Problem statement >> Extract all lines in the data that contain the word "ylabel".

Materials provided >>
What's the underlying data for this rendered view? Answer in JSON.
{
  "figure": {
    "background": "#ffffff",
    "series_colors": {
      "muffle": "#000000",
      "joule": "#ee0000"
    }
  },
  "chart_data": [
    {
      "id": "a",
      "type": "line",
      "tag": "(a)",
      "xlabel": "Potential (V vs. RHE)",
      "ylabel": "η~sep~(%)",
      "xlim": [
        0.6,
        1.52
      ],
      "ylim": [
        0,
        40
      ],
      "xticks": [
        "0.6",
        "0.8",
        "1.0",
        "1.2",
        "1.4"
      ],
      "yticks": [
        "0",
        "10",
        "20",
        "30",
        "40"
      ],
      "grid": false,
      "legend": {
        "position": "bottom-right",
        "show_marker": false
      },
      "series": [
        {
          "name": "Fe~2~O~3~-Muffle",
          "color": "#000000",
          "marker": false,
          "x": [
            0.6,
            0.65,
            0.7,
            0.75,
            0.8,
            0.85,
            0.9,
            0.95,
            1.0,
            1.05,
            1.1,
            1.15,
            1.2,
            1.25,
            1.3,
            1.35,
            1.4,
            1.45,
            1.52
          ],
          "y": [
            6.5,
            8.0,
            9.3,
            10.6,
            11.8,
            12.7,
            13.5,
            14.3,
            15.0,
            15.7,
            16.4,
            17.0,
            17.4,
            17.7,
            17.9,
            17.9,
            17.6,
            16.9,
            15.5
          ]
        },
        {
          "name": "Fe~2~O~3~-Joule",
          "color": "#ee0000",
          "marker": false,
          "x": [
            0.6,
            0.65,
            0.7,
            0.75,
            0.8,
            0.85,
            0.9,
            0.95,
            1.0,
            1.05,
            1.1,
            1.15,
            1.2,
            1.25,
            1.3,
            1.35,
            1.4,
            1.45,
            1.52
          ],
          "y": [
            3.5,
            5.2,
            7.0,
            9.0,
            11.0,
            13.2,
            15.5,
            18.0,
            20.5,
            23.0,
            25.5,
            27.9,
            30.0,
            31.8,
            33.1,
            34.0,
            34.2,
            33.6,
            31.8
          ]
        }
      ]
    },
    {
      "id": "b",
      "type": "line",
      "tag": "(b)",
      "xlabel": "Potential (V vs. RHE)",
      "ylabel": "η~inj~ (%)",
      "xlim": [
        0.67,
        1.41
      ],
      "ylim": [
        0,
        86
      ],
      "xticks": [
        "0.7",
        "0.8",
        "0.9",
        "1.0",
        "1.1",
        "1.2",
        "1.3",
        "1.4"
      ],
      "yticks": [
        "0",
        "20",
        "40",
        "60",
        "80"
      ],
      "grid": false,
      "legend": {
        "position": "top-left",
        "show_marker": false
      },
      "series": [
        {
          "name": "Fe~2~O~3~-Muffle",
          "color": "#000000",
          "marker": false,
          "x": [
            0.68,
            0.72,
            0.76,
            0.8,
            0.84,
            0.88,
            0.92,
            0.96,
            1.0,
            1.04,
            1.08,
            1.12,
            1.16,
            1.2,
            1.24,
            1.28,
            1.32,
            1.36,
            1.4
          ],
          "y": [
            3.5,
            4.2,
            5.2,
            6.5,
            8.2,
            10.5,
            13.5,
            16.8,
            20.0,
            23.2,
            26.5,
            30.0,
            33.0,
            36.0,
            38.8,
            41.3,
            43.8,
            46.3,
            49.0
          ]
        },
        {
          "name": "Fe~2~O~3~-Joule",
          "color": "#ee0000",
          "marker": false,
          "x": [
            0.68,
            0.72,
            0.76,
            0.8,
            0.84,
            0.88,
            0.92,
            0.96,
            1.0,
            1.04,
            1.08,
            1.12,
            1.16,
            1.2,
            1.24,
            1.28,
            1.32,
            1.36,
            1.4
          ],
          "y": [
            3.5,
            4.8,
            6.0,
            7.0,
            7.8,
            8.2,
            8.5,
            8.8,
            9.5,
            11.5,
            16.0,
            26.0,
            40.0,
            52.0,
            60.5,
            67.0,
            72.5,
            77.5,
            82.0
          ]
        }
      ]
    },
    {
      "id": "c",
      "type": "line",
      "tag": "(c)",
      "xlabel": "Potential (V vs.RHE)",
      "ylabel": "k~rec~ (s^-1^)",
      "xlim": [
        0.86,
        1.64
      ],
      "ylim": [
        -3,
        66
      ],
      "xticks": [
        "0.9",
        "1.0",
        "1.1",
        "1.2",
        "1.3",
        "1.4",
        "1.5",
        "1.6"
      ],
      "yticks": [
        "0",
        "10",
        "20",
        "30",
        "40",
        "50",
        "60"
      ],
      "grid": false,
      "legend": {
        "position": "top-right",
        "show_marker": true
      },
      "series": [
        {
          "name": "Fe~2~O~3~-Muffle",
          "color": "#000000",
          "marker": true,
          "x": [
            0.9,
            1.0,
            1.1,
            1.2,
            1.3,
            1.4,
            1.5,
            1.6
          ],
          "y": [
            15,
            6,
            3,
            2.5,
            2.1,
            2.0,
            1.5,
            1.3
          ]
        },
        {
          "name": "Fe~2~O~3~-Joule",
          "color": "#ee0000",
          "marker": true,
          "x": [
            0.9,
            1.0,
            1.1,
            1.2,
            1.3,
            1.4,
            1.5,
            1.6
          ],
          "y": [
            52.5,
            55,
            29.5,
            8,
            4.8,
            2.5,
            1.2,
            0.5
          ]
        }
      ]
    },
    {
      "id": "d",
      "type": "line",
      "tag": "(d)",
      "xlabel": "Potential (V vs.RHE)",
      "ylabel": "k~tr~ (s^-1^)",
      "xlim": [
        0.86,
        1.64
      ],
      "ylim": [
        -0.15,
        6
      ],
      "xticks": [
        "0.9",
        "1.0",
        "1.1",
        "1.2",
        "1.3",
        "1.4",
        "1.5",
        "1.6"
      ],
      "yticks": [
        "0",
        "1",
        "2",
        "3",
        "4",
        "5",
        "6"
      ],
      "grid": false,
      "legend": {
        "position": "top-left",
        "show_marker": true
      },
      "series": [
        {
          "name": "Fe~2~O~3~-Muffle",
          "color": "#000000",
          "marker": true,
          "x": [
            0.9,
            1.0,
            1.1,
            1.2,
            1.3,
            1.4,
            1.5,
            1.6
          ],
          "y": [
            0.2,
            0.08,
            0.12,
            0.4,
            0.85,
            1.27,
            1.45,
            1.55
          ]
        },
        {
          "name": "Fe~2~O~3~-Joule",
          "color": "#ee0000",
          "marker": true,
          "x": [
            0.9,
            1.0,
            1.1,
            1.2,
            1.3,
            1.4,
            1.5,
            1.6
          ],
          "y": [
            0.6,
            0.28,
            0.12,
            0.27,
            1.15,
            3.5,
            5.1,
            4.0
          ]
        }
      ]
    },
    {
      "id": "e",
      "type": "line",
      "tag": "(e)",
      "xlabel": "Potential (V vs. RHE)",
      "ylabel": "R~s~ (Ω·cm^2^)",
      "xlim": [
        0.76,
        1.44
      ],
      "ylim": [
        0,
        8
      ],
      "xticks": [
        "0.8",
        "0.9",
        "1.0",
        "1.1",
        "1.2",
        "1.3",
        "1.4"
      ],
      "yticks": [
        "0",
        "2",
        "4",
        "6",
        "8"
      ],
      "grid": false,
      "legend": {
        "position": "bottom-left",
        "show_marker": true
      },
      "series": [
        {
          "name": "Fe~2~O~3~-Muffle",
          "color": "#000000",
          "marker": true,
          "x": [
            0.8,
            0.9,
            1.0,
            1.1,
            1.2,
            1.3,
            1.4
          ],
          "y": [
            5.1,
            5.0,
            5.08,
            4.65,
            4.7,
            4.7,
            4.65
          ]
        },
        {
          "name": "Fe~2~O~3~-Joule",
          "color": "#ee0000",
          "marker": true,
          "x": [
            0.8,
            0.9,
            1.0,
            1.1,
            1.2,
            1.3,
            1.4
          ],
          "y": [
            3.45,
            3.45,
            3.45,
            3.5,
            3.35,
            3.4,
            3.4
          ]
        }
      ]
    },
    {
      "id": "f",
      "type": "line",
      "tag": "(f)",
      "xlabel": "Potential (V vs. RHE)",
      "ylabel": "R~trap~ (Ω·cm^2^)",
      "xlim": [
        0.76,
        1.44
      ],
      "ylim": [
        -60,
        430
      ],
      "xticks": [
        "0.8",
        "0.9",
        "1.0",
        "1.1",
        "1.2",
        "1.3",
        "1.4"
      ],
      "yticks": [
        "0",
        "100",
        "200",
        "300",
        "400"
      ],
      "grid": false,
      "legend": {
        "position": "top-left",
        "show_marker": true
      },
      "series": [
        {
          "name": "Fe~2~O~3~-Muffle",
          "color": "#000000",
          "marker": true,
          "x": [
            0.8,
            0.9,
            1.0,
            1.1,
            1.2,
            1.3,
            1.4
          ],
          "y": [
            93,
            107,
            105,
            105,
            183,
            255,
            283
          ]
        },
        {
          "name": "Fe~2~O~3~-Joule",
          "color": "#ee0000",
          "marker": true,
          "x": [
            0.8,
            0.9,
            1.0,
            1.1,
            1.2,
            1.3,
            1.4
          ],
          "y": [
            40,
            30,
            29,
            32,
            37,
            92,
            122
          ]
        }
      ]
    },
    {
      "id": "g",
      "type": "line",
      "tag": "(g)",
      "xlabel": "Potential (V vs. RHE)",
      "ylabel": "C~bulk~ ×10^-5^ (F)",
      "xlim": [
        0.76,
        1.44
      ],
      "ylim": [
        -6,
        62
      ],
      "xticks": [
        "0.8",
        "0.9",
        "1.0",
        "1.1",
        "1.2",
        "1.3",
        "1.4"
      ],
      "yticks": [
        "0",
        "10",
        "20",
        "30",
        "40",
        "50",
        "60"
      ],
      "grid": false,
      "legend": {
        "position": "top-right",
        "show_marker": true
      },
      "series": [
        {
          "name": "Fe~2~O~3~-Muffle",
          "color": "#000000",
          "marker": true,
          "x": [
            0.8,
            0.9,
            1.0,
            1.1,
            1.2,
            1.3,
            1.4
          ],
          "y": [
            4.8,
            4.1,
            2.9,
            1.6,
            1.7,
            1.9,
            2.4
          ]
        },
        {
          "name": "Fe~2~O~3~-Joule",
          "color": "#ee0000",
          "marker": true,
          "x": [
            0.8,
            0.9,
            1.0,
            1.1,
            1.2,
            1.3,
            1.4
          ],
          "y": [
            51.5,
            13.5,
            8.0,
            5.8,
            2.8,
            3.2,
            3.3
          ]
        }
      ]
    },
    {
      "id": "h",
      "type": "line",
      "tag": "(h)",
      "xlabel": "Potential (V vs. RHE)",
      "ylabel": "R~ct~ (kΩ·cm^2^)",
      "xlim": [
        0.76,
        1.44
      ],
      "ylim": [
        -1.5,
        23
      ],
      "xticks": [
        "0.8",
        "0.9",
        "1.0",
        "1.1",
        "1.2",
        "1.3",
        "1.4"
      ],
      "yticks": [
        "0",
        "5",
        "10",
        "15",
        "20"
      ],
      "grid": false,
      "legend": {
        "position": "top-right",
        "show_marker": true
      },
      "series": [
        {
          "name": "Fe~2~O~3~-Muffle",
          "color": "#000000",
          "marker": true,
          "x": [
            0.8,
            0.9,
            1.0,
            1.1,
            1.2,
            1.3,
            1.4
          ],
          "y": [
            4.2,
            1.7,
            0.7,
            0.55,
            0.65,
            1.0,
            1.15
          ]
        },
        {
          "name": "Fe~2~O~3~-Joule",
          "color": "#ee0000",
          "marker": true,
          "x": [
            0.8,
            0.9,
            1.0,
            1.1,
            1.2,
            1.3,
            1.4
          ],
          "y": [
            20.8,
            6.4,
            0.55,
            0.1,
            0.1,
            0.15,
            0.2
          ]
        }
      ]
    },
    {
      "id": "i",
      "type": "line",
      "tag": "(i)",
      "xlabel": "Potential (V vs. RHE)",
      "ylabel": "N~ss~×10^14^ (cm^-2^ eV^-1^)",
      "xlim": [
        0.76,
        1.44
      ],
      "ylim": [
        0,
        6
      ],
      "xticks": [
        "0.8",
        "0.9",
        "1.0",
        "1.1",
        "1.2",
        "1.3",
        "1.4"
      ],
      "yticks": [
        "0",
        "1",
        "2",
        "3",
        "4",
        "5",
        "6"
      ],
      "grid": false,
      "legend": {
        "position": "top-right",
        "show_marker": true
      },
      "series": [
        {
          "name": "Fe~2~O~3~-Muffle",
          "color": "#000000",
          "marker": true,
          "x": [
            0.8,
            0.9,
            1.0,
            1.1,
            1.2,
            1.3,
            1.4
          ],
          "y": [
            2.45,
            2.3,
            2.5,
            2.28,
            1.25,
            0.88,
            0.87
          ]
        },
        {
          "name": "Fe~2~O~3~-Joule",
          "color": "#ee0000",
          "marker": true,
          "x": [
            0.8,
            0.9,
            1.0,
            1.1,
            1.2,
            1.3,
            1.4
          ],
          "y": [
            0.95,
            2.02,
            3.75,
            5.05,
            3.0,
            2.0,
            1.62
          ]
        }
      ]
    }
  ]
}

Exercise result >>
      "ylabel": "η~sep~(%)",
      "ylabel": "η~inj~ (%)",
      "ylabel": "k~rec~ (s^-1^)",
      "ylabel": "k~tr~ (s^-1^)",
      "ylabel": "R~s~ (Ω·cm^2^)",
      "ylabel": "R~trap~ (Ω·cm^2^)",
      "ylabel": "C~bulk~ ×10^-5^ (F)",
      "ylabel": "R~ct~ (kΩ·cm^2^)",
      "ylabel": "N~ss~×10^14^ (cm^-2^ eV^-1^)",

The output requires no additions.